When a picture appears in the listing, leave it out and copy the rest exactly as it stands.

*** Opening of Data for review ***

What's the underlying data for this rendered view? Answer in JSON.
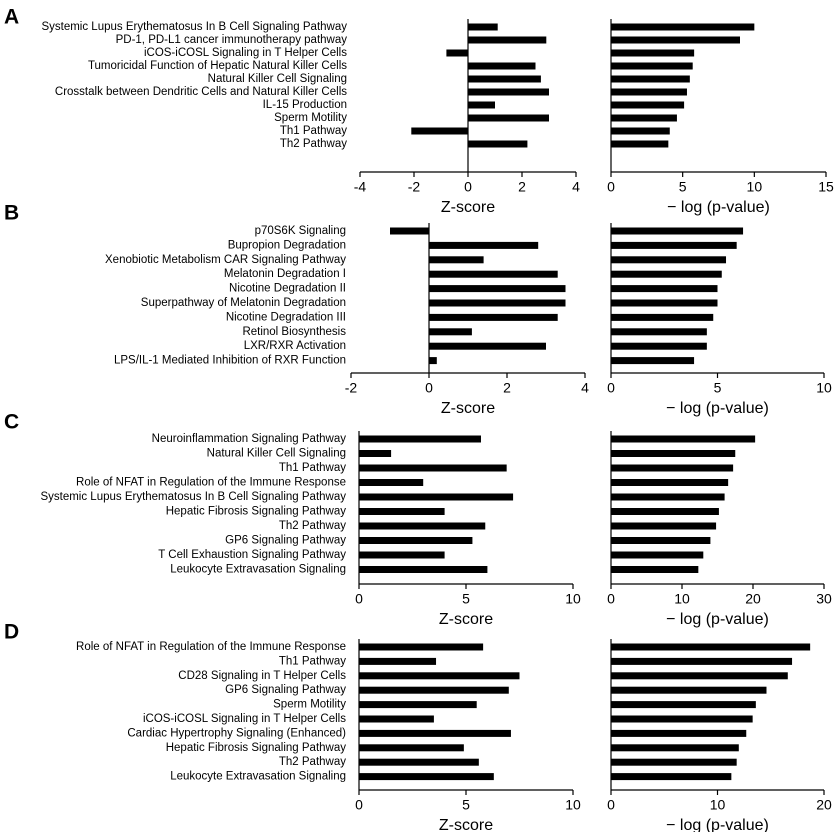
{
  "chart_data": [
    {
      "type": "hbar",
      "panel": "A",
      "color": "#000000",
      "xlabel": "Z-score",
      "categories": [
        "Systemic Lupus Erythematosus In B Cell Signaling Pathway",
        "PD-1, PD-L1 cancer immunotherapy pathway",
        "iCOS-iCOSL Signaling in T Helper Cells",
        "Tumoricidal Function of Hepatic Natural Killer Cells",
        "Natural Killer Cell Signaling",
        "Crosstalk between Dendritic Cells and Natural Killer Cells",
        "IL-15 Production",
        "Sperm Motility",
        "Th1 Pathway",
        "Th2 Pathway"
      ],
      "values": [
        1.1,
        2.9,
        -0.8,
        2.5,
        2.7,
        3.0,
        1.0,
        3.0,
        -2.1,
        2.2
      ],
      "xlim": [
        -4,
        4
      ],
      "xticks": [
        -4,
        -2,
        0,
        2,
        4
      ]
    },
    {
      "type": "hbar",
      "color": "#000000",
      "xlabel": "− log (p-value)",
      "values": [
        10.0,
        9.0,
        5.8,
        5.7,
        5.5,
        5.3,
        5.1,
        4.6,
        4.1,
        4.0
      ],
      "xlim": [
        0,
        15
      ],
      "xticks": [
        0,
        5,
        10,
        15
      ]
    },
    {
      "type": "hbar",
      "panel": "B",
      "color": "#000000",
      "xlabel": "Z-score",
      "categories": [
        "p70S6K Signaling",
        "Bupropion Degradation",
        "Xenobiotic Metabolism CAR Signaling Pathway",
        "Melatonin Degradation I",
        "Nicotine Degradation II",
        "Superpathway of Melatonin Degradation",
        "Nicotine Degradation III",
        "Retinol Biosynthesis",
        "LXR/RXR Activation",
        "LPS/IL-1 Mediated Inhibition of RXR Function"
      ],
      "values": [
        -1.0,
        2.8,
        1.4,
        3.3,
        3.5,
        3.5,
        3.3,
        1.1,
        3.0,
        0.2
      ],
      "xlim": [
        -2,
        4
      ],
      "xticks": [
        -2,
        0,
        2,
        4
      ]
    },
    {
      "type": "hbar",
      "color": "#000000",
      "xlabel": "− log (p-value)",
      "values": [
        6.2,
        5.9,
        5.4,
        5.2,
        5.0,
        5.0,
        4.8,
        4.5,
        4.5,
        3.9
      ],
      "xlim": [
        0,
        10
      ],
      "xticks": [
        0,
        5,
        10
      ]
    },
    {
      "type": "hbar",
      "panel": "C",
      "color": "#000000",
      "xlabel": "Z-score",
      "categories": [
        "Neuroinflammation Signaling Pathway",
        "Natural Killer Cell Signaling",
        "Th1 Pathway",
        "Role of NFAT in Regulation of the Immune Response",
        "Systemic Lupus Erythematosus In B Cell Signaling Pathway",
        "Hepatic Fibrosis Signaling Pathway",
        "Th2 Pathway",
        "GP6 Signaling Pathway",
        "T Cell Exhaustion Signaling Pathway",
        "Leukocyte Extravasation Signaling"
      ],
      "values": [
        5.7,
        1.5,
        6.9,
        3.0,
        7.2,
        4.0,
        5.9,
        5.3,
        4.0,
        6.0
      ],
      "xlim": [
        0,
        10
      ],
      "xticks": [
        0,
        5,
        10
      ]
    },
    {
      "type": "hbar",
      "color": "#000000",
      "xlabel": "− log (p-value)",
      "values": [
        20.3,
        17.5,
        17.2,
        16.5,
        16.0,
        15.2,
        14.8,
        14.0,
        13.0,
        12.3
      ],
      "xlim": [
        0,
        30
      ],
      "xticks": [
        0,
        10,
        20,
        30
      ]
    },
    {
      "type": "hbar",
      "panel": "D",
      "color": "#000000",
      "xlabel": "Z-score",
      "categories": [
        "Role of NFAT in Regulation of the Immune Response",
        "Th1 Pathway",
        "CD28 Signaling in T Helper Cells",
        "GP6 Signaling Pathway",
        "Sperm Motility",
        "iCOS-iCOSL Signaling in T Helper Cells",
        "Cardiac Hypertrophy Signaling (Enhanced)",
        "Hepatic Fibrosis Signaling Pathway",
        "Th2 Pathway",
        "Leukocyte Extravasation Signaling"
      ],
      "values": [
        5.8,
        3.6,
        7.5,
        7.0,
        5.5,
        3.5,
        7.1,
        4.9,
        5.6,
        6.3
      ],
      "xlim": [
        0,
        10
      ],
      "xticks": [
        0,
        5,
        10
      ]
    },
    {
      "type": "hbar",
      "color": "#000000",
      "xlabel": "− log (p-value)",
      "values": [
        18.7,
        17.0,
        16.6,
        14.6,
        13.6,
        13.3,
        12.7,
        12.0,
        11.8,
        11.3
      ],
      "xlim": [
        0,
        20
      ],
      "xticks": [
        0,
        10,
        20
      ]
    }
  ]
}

*** Close of Data for review ***

Answer below:
What's the underlying data for this rendered view? Answer in JSON.
{
  "chart_data": [
    {
      "type": "hbar",
      "panel": "A",
      "color": "#000000",
      "xlabel": "Z-score",
      "categories": [
        "Systemic Lupus Erythematosus In B Cell Signaling Pathway",
        "PD-1, PD-L1 cancer immunotherapy pathway",
        "iCOS-iCOSL Signaling in T Helper Cells",
        "Tumoricidal Function of Hepatic Natural Killer Cells",
        "Natural Killer Cell Signaling",
        "Crosstalk between Dendritic Cells and Natural Killer Cells",
        "IL-15 Production",
        "Sperm Motility",
        "Th1 Pathway",
        "Th2 Pathway"
      ],
      "values": [
        1.1,
        2.9,
        -0.8,
        2.5,
        2.7,
        3.0,
        1.0,
        3.0,
        -2.1,
        2.2
      ],
      "xlim": [
        -4,
        4
      ],
      "xticks": [
        -4,
        -2,
        0,
        2,
        4
      ]
    },
    {
      "type": "hbar",
      "color": "#000000",
      "xlabel": "− log (p-value)",
      "values": [
        10.0,
        9.0,
        5.8,
        5.7,
        5.5,
        5.3,
        5.1,
        4.6,
        4.1,
        4.0
      ],
      "xlim": [
        0,
        15
      ],
      "xticks": [
        0,
        5,
        10,
        15
      ]
    },
    {
      "type": "hbar",
      "panel": "B",
      "color": "#000000",
      "xlabel": "Z-score",
      "categories": [
        "p70S6K Signaling",
        "Bupropion Degradation",
        "Xenobiotic Metabolism CAR Signaling Pathway",
        "Melatonin Degradation I",
        "Nicotine Degradation II",
        "Superpathway of Melatonin Degradation",
        "Nicotine Degradation III",
        "Retinol Biosynthesis",
        "LXR/RXR Activation",
        "LPS/IL-1 Mediated Inhibition of RXR Function"
      ],
      "values": [
        -1.0,
        2.8,
        1.4,
        3.3,
        3.5,
        3.5,
        3.3,
        1.1,
        3.0,
        0.2
      ],
      "xlim": [
        -2,
        4
      ],
      "xticks": [
        -2,
        0,
        2,
        4
      ]
    },
    {
      "type": "hbar",
      "color": "#000000",
      "xlabel": "− log (p-value)",
      "values": [
        6.2,
        5.9,
        5.4,
        5.2,
        5.0,
        5.0,
        4.8,
        4.5,
        4.5,
        3.9
      ],
      "xlim": [
        0,
        10
      ],
      "xticks": [
        0,
        5,
        10
      ]
    },
    {
      "type": "hbar",
      "panel": "C",
      "color": "#000000",
      "xlabel": "Z-score",
      "categories": [
        "Neuroinflammation Signaling Pathway",
        "Natural Killer Cell Signaling",
        "Th1 Pathway",
        "Role of NFAT in Regulation of the Immune Response",
        "Systemic Lupus Erythematosus In B Cell Signaling Pathway",
        "Hepatic Fibrosis Signaling Pathway",
        "Th2 Pathway",
        "GP6 Signaling Pathway",
        "T Cell Exhaustion Signaling Pathway",
        "Leukocyte Extravasation Signaling"
      ],
      "values": [
        5.7,
        1.5,
        6.9,
        3.0,
        7.2,
        4.0,
        5.9,
        5.3,
        4.0,
        6.0
      ],
      "xlim": [
        0,
        10
      ],
      "xticks": [
        0,
        5,
        10
      ]
    },
    {
      "type": "hbar",
      "color": "#000000",
      "xlabel": "− log (p-value)",
      "values": [
        20.3,
        17.5,
        17.2,
        16.5,
        16.0,
        15.2,
        14.8,
        14.0,
        13.0,
        12.3
      ],
      "xlim": [
        0,
        30
      ],
      "xticks": [
        0,
        10,
        20,
        30
      ]
    },
    {
      "type": "hbar",
      "panel": "D",
      "color": "#000000",
      "xlabel": "Z-score",
      "categories": [
        "Role of NFAT in Regulation of the Immune Response",
        "Th1 Pathway",
        "CD28 Signaling in T Helper Cells",
        "GP6 Signaling Pathway",
        "Sperm Motility",
        "iCOS-iCOSL Signaling in T Helper Cells",
        "Cardiac Hypertrophy Signaling (Enhanced)",
        "Hepatic Fibrosis Signaling Pathway",
        "Th2 Pathway",
        "Leukocyte Extravasation Signaling"
      ],
      "values": [
        5.8,
        3.6,
        7.5,
        7.0,
        5.5,
        3.5,
        7.1,
        4.9,
        5.6,
        6.3
      ],
      "xlim": [
        0,
        10
      ],
      "xticks": [
        0,
        5,
        10
      ]
    },
    {
      "type": "hbar",
      "color": "#000000",
      "xlabel": "− log (p-value)",
      "values": [
        18.7,
        17.0,
        16.6,
        14.6,
        13.6,
        13.3,
        12.7,
        12.0,
        11.8,
        11.3
      ],
      "xlim": [
        0,
        20
      ],
      "xticks": [
        0,
        10,
        20
      ]
    }
  ]
}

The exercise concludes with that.